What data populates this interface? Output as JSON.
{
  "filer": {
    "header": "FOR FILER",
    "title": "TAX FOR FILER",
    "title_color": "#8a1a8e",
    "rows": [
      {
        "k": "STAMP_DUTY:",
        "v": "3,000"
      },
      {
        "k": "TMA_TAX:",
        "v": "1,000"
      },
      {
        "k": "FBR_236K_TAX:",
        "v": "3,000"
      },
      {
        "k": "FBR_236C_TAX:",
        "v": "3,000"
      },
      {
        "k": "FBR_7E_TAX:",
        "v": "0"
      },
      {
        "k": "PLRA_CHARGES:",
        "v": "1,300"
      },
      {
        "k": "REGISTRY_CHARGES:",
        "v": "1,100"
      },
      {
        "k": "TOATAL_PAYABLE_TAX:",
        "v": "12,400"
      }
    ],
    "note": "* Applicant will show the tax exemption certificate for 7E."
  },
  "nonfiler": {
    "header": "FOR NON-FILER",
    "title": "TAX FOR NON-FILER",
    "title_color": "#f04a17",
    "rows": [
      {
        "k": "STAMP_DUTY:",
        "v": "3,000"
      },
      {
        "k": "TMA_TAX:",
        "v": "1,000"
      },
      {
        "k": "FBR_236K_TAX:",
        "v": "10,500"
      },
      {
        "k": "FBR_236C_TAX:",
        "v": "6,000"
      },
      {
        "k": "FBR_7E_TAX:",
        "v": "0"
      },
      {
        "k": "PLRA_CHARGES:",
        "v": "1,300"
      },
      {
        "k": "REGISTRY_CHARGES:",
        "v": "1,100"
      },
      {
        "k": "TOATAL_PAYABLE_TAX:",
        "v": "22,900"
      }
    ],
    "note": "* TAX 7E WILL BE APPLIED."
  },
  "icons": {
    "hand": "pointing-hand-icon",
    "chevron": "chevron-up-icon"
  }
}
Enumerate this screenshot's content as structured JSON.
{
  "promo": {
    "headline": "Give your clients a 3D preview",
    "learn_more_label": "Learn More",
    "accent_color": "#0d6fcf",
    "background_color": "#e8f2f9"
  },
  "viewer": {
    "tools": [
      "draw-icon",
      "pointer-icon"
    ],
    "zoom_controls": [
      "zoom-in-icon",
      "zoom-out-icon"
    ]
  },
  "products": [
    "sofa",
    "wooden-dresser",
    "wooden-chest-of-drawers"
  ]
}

• **WORK TO COMPLETE**:
Output all records verbatim.

• **PROBLEM SOLUTION**:
What data populates this interface? Output as JSON.
{
  "filer": {
    "header": "FOR FILER",
    "title": "TAX FOR FILER",
    "title_color": "#8a1a8e",
    "rows": [
      {
        "k": "STAMP_DUTY:",
        "v": "3,000"
      },
      {
        "k": "TMA_TAX:",
        "v": "1,000"
      },
      {
        "k": "FBR_236K_TAX:",
        "v": "3,000"
      },
      {
        "k": "FBR_236C_TAX:",
        "v": "3,000"
      },
      {
        "k": "FBR_7E_TAX:",
        "v": "0"
      },
      {
        "k": "PLRA_CHARGES:",
        "v": "1,300"
      },
      {
        "k": "REGISTRY_CHARGES:",
        "v": "1,100"
      },
      {
        "k": "TOATAL_PAYABLE_TAX:",
        "v": "12,400"
      }
    ],
    "note": "* Applicant will show the tax exemption certificate for 7E."
  },
  "nonfiler": {
    "header": "FOR NON-FILER",
    "title": "TAX FOR NON-FILER",
    "title_color": "#f04a17",
    "rows": [
      {
        "k": "STAMP_DUTY:",
        "v": "3,000"
      },
      {
        "k": "TMA_TAX:",
        "v": "1,000"
      },
      {
        "k": "FBR_236K_TAX:",
        "v": "10,500"
      },
      {
        "k": "FBR_236C_TAX:",
        "v": "6,000"
      },
      {
        "k": "FBR_7E_TAX:",
        "v": "0"
      },
      {
        "k": "PLRA_CHARGES:",
        "v": "1,300"
      },
      {
        "k": "REGISTRY_CHARGES:",
        "v": "1,100"
      },
      {
        "k": "TOATAL_PAYABLE_TAX:",
        "v": "22,900"
      }
    ],
    "note": "* TAX 7E WILL BE APPLIED."
  },
  "icons": {
    "hand": "pointing-hand-icon",
    "chevron": "chevron-up-icon"
  }
}
Enumerate this screenshot's content as structured JSON.
{
  "promo": {
    "headline": "Give your clients a 3D preview",
    "learn_more_label": "Learn More",
    "accent_color": "#0d6fcf",
    "background_color": "#e8f2f9"
  },
  "viewer": {
    "tools": [
      "draw-icon",
      "pointer-icon"
    ],
    "zoom_controls": [
      "zoom-in-icon",
      "zoom-out-icon"
    ]
  },
  "products": [
    "sofa",
    "wooden-dresser",
    "wooden-chest-of-drawers"
  ]
}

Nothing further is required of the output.